◆ TASK: Look in the data below for the line that contains "What data populates". Copy that line and the remaining lines exactly.

◆ SUPPLIED ENTRIES:

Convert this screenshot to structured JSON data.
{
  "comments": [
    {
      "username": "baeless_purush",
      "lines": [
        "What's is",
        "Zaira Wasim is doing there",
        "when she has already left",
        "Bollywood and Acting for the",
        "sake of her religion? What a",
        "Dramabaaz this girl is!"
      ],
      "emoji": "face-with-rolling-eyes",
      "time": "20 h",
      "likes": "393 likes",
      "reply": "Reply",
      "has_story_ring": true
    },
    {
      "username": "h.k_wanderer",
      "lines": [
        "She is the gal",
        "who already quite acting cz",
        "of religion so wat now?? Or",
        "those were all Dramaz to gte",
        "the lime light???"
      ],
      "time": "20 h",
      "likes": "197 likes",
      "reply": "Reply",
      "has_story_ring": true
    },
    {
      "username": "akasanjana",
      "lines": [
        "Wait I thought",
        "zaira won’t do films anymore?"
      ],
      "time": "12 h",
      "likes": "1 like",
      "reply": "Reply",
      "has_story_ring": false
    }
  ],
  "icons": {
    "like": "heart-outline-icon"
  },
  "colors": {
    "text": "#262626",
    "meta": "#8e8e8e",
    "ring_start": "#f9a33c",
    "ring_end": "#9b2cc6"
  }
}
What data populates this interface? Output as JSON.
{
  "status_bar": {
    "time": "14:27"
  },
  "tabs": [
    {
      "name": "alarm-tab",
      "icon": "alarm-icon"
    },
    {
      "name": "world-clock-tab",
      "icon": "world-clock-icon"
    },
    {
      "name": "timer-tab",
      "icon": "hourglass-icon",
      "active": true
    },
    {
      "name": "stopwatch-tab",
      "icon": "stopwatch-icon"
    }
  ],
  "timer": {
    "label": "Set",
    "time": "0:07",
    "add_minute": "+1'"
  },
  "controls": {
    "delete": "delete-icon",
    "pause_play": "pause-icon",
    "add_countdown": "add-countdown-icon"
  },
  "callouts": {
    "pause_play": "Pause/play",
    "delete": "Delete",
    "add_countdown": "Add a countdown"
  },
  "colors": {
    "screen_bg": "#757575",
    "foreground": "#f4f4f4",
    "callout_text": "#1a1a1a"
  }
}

◆ WRITTEN RESPONSE:
What data populates this interface? Output as JSON.
{
  "status_bar": {
    "time": "14:27"
  },
  "tabs": [
    {
      "name": "alarm-tab",
      "icon": "alarm-icon"
    },
    {
      "name": "world-clock-tab",
      "icon": "world-clock-icon"
    },
    {
      "name": "timer-tab",
      "icon": "hourglass-icon",
      "active": true
    },
    {
      "name": "stopwatch-tab",
      "icon": "stopwatch-icon"
    }
  ],
  "timer": {
    "label": "Set",
    "time": "0:07",
    "add_minute": "+1'"
  },
  "controls": {
    "delete": "delete-icon",
    "pause_play": "pause-icon",
    "add_countdown": "add-countdown-icon"
  },
  "callouts": {
    "pause_play": "Pause/play",
    "delete": "Delete",
    "add_countdown": "Add a countdown"
  },
  "colors": {
    "screen_bg": "#757575",
    "foreground": "#f4f4f4",
    "callout_text": "#1a1a1a"
  }
}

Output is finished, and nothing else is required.